Saved data entries:

----------

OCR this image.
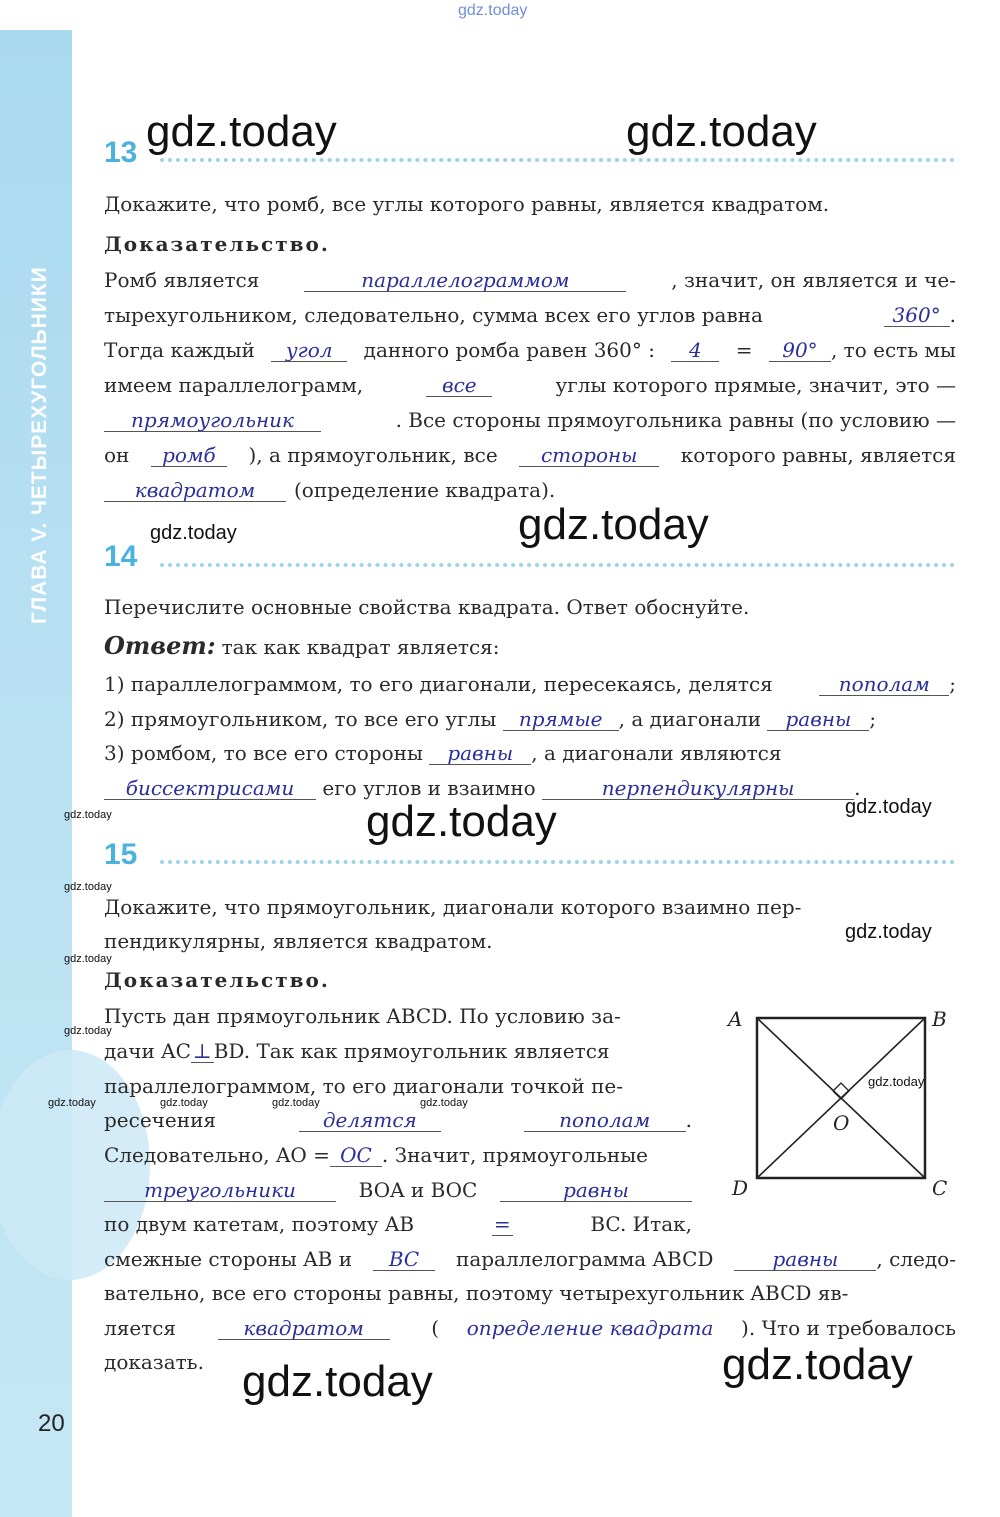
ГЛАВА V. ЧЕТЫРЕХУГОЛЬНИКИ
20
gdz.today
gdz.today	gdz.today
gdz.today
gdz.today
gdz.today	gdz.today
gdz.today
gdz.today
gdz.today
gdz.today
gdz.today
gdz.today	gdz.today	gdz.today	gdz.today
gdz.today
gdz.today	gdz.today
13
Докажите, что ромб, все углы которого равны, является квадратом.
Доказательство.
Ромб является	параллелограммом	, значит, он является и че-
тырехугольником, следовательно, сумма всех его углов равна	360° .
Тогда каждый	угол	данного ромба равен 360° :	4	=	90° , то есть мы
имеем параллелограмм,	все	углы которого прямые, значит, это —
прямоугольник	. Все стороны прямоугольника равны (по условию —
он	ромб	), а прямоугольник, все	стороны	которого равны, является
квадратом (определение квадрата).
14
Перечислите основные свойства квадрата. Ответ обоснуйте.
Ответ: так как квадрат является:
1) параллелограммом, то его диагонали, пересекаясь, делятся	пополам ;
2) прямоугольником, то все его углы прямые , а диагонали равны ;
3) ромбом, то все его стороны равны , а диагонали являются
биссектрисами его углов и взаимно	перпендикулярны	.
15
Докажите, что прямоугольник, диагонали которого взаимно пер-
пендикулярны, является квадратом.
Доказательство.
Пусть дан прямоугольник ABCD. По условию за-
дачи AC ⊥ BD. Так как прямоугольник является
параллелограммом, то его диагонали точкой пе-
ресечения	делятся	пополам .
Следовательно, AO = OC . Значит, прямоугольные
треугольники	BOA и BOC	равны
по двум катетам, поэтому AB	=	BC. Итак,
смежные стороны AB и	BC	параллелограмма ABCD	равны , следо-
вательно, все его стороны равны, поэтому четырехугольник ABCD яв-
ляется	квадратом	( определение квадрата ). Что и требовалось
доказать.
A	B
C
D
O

----------

= Problem to solve =
Scan the entries above. Copy each line that has the string "является".

= Reply to the task =
Докажите, что ромб, все углы которого равны, является квадратом.
Ромб является	параллелограммом	, значит, он является и че-
он	ромб	), а прямоугольник, все	стороны	которого равны, является
Ответ: так как квадрат является:
пендикулярны, является квадратом.
дачи AC ⊥ BD. Так как прямоугольник является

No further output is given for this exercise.